Excerpted text -

To tackle the two-step approach, a two-layer optimization strategy was developed to solve $\mathcal{S}$. Two well-known optimization algorithms were employed: the PSO algorithm [31] and the Interior-Points Algorithm (IPA) [32].

The PSO algorithm was dedicated to the external optimization layer, specifically for the design of $\mathit{u}\left(\mathsf{\Xi }\right)$ and, consequently, the parameterization of $\mathsf{\Xi }$, which represents the swarm’s individuals.

In the proposed method, the projected signals are AutoRegressive exogenous inputs with an Amplitude-Modulated Pseudo-Random Binary Signal (APRBS). The internal layer is assigned to the IPA, which is responsible for the parametric estimation required for evaluating signal quality. This same IPA is used to solve $\mathcal{P}$ and find ${\widehat{\mathsf{\Gamma }}}^{+}$.

Information shown -
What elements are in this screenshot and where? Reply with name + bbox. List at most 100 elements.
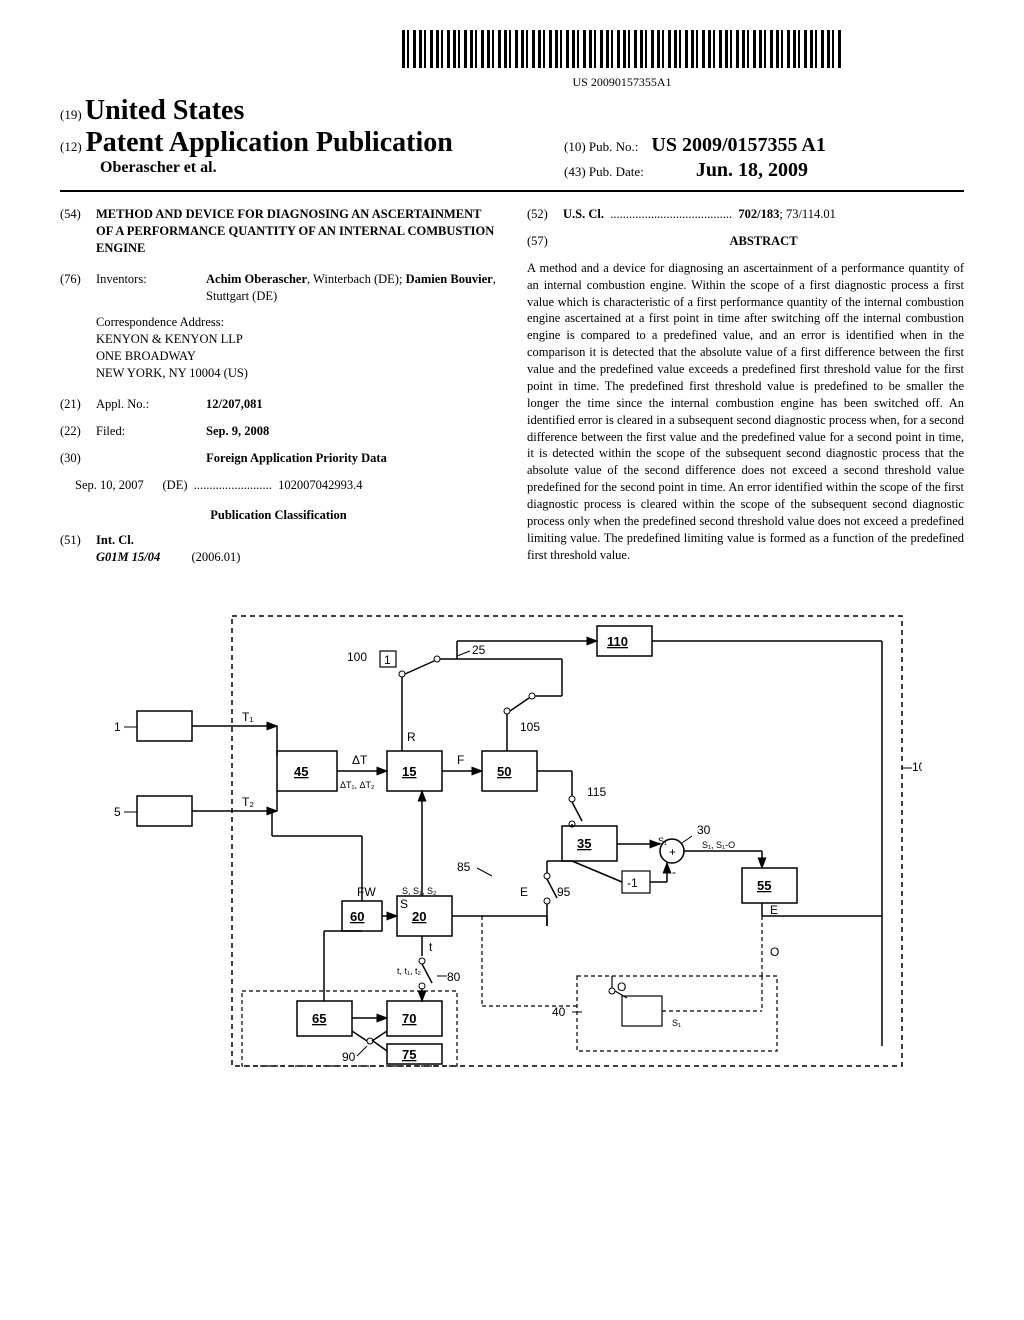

Work to do -
1. Answer from the text on the two-layer optimization strategy:
(a) Which algorithm handles the external optimization layer?
(b) What kind of signals are the projected signals in the proposed method?
(c) What does the algorithm in the internal layer perform to evaluate signal quality?
2. Write the next part of the text on the two-layer optimization strategy, picking up after its final sentence.
The material above stands apart from the text on the two-layer optimization strategy.

Written responses -
1.
(a) The PSO algorithm.
(b) AutoRegressive exogenous inputs with an Amplitude-Modulated Pseudo-Random Binary Signal (APRBS).
(c) The parametric estimation.

2.
To assess the signal quality generated by $\mathcal{S}$, an objective function is proposed, consisting of a weighted sum of three metrics.

To ensure the analysis of excitation persistence, the following procedure was employed:

• PRECISION OUTPUT METRIC $f_o(·)$: This metric is responsible for measuring the difference between the states and outputs obtained from $\mathcal{M}({\widehat{\mathsf{\Gamma }}}^{+},\mathit{u})$ and $\mathcal{M}({\tilde{\mathsf{\Gamma }}}^{\mathit{p}},\mathit{u})$. It can be mathematically described as

  $$\begin{array}{c}\hfill \mathcal{J}=\sum _{k=1}^N∥{\widehat{\mathit{x}}}^{+}\left(k\right)-{\tilde{\mathit{x}}}^p\left(k\right)∥+∥{\widehat{\mathit{y}}}^{+}\left(k\right)-{\tilde{\mathit{y}}}^p\left(k\right)∥,\end{array}$$

  (7)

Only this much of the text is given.